* [EXERCISE REQUIREMENTS]:
Check each line of the records below and collect those holding "cortex".

— START STORED DATA —

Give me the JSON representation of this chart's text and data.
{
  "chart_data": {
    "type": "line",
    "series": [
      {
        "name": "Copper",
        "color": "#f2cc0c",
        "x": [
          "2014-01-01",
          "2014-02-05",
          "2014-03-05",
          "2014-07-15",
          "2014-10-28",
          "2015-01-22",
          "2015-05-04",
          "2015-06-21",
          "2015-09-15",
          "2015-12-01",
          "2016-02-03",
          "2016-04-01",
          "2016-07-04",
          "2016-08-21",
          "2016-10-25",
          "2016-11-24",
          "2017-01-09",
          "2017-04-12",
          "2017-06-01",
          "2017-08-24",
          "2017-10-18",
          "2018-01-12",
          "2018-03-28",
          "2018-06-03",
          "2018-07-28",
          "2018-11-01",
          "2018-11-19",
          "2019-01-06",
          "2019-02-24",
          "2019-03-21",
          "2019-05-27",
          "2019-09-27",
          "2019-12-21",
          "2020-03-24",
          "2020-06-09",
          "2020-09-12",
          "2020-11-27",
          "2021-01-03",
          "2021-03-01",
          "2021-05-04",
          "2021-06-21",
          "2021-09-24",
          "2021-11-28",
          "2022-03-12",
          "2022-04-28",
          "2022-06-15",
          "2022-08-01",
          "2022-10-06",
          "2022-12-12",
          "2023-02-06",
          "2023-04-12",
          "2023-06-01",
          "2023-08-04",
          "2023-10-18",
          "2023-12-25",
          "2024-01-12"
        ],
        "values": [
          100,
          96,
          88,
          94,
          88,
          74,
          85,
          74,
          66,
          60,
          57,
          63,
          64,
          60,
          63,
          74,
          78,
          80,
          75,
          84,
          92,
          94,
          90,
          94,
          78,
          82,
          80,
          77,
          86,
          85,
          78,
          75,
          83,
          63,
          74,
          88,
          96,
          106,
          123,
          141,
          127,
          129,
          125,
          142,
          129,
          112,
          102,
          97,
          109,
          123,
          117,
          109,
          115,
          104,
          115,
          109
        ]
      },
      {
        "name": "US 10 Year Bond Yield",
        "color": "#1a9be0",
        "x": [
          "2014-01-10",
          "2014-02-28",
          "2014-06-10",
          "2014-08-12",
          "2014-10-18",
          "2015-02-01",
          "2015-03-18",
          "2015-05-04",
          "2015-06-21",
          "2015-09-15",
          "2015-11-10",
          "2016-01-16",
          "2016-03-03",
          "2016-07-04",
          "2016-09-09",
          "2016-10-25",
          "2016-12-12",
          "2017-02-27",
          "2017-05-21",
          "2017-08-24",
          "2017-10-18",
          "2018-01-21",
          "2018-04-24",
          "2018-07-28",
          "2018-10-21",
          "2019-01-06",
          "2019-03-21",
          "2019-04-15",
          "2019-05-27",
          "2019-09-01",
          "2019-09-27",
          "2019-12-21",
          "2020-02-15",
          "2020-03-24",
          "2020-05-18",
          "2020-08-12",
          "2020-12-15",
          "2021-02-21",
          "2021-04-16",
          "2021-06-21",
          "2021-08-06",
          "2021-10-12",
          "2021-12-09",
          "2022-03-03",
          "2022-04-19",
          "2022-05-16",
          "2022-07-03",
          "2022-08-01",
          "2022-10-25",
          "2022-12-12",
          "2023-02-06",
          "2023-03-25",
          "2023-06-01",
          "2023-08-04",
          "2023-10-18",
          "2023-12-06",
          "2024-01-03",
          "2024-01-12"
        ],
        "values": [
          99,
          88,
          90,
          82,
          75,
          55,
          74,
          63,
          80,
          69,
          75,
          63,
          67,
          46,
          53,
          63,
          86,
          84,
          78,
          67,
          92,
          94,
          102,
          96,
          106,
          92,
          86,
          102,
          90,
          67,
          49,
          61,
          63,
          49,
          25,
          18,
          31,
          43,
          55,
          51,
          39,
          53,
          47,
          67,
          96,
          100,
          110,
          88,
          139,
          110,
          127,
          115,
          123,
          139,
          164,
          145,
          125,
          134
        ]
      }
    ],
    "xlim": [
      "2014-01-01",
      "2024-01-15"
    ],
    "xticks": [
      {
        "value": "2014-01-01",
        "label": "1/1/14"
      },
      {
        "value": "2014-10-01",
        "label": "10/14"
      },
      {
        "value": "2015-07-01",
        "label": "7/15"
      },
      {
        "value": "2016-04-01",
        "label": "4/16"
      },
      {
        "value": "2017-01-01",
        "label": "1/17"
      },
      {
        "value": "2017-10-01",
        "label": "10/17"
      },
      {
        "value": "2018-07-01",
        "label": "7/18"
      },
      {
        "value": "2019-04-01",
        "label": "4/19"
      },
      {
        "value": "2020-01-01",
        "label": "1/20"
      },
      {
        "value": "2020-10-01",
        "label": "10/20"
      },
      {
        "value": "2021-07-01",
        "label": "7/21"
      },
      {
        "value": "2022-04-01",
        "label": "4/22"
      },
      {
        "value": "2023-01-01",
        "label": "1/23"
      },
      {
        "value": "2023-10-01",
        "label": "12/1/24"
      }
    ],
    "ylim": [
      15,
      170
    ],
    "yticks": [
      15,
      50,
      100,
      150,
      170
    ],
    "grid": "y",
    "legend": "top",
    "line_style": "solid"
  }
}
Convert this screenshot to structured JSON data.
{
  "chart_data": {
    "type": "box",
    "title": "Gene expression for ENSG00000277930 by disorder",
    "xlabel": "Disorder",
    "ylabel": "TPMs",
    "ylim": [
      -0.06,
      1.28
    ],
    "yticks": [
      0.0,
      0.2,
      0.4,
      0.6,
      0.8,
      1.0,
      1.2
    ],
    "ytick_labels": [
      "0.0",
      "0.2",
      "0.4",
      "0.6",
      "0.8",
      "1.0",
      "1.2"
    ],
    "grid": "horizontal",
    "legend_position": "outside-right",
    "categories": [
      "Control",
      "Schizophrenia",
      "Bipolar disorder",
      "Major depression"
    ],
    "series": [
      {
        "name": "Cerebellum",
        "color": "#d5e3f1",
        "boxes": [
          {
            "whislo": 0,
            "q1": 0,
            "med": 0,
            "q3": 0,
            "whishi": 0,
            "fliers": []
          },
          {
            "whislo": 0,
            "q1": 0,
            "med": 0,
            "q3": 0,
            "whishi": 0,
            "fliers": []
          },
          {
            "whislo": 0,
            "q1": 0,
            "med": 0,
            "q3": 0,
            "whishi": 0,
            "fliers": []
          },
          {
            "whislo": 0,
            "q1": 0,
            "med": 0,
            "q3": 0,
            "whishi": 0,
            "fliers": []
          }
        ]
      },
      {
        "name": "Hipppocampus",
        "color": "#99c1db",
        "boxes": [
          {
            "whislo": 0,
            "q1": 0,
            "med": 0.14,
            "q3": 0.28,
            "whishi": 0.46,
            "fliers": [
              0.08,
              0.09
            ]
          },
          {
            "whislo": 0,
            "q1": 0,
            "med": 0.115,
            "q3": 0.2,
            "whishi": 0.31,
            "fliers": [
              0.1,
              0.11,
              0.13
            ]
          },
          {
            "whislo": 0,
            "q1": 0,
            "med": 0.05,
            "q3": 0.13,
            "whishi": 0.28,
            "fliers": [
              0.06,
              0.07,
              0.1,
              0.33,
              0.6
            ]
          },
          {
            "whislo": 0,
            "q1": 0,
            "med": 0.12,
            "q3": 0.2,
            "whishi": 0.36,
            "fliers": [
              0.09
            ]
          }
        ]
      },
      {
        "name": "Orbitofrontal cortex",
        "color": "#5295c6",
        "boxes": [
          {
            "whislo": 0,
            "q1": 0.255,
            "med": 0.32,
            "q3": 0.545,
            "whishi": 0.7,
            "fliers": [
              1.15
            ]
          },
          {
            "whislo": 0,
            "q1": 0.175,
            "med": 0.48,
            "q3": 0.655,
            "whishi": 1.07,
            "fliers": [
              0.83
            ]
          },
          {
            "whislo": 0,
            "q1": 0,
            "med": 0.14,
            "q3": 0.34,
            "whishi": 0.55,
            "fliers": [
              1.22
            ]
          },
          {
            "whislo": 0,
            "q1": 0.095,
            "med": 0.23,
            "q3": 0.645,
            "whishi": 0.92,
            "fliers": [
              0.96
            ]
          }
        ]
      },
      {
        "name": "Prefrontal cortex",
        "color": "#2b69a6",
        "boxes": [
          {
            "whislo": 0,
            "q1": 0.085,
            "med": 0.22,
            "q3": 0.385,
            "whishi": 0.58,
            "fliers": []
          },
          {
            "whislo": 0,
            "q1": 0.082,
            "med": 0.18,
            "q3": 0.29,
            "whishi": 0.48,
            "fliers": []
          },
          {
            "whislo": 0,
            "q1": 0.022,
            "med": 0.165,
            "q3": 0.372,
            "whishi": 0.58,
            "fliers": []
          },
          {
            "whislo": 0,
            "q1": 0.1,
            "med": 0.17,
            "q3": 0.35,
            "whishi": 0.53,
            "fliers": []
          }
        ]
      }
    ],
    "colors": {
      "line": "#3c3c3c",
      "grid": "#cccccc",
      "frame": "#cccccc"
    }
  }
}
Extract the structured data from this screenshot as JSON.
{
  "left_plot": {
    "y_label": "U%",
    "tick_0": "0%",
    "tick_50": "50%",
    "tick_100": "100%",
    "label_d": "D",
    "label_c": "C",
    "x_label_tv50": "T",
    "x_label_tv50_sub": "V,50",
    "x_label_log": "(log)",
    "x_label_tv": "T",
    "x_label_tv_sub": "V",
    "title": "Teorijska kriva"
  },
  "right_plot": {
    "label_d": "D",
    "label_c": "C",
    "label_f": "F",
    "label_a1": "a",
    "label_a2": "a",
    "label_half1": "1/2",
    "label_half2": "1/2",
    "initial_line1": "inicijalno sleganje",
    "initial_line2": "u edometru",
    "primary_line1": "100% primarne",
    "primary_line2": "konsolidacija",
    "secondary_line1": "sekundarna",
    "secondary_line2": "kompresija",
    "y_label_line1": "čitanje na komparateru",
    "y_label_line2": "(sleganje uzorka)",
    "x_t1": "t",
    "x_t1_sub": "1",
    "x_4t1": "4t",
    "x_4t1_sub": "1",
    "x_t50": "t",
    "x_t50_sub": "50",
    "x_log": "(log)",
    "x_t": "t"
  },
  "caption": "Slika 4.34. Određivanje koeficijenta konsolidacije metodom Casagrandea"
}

— END STORED DATA —

* [COMPLETE RESPONSE]:
        "name": "Orbitofrontal cortex",
        "name": "Prefrontal cortex",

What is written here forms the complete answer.